MATERIAL PROVIDED:
_____

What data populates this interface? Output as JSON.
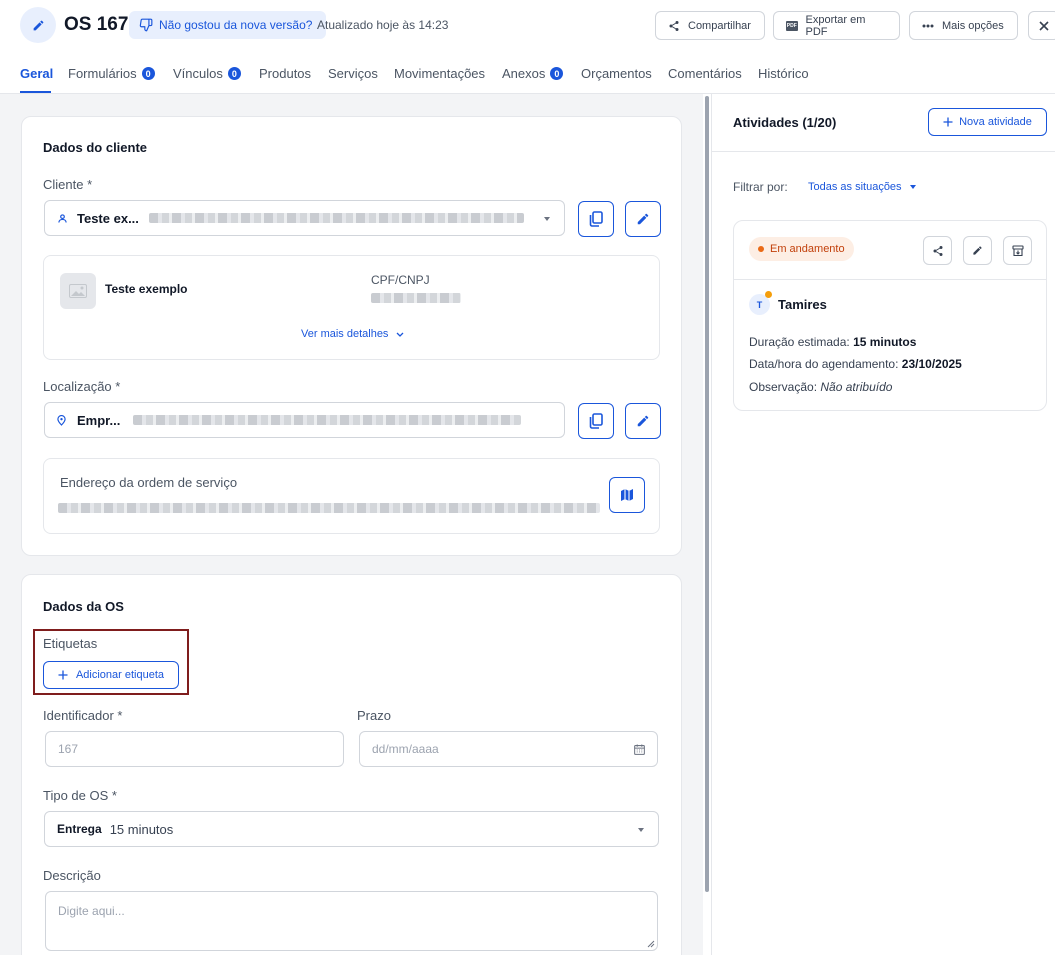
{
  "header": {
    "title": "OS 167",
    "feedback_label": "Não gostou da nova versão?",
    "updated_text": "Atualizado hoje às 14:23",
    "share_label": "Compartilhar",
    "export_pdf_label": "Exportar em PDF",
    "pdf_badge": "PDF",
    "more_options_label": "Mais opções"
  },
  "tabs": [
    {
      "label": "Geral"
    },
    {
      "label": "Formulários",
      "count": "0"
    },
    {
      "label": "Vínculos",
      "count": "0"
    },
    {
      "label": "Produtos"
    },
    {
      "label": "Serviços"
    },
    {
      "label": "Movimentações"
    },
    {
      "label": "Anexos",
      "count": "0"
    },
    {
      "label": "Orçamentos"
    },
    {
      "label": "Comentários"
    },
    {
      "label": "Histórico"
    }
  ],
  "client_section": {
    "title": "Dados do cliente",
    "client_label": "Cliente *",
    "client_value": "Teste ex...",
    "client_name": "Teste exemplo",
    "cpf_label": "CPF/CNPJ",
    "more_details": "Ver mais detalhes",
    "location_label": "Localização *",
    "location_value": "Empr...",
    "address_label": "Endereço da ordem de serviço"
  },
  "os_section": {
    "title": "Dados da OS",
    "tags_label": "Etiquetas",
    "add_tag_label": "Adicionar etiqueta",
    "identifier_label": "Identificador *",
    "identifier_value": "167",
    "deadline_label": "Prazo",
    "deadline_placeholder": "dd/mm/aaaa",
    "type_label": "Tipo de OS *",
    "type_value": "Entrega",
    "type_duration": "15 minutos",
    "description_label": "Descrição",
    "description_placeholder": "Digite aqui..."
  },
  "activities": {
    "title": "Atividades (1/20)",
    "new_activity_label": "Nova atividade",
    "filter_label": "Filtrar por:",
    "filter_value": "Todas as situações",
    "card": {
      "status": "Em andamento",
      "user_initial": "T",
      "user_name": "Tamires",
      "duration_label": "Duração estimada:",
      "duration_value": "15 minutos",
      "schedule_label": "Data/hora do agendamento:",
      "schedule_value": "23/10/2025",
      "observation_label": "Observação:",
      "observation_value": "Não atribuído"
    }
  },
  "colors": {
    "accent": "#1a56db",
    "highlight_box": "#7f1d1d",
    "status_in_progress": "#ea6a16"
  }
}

_____

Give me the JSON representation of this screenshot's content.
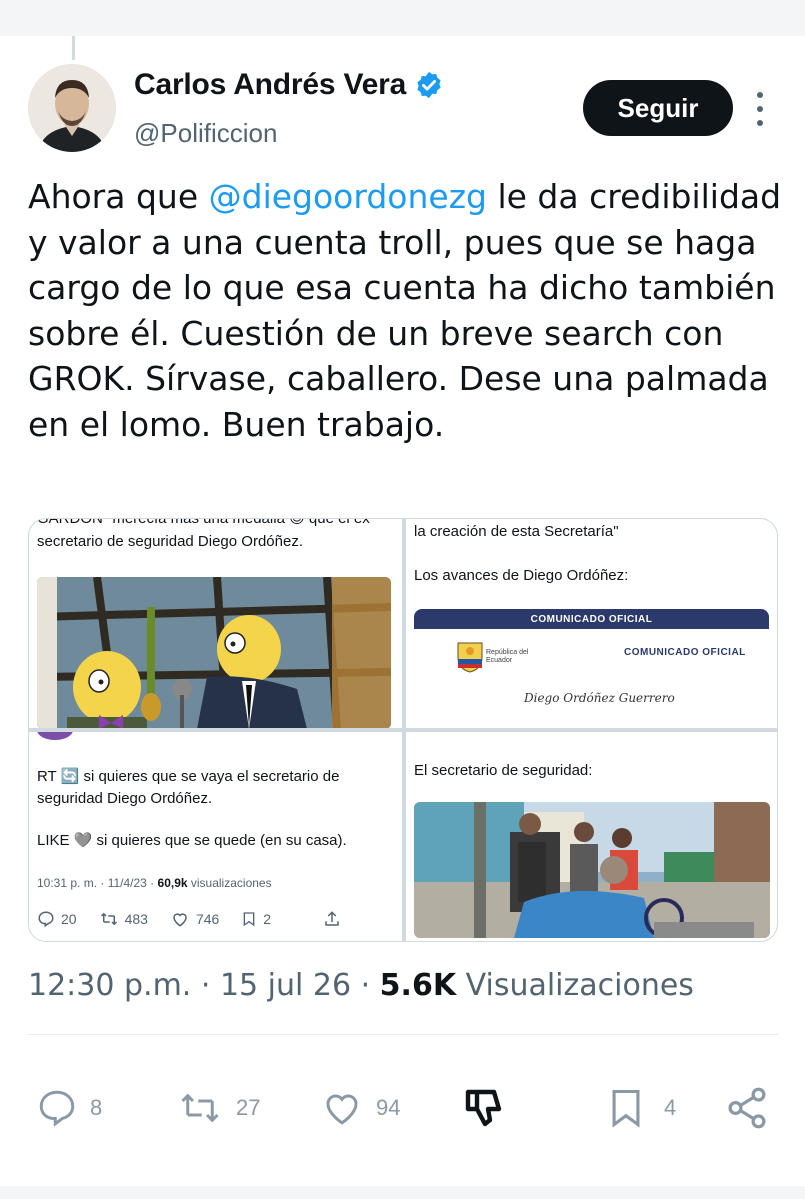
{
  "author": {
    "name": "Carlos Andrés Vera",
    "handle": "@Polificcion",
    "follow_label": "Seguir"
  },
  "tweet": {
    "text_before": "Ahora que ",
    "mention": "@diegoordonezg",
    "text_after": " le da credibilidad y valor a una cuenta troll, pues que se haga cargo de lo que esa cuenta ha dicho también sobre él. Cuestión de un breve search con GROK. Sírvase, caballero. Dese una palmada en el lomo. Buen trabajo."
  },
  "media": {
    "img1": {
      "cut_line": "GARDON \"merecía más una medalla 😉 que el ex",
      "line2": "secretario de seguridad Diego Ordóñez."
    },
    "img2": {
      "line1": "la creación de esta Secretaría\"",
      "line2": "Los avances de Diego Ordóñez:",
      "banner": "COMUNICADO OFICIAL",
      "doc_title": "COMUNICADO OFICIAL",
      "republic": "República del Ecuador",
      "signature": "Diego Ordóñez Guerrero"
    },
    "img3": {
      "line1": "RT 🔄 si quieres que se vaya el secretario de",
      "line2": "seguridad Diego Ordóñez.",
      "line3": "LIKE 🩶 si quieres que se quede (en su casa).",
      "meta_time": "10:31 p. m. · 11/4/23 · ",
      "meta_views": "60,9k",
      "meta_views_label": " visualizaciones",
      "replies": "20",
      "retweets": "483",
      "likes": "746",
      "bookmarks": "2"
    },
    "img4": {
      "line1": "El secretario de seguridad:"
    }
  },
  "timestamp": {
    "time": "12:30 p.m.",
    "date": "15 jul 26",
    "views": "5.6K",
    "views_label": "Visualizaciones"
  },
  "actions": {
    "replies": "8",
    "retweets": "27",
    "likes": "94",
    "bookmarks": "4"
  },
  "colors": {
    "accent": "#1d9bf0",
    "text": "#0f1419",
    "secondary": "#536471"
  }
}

_____

From the entries above, copy every line containing the word "this".

What data populates this interface? Output as JSON.
Give me the JSON representation of this screenshot's content.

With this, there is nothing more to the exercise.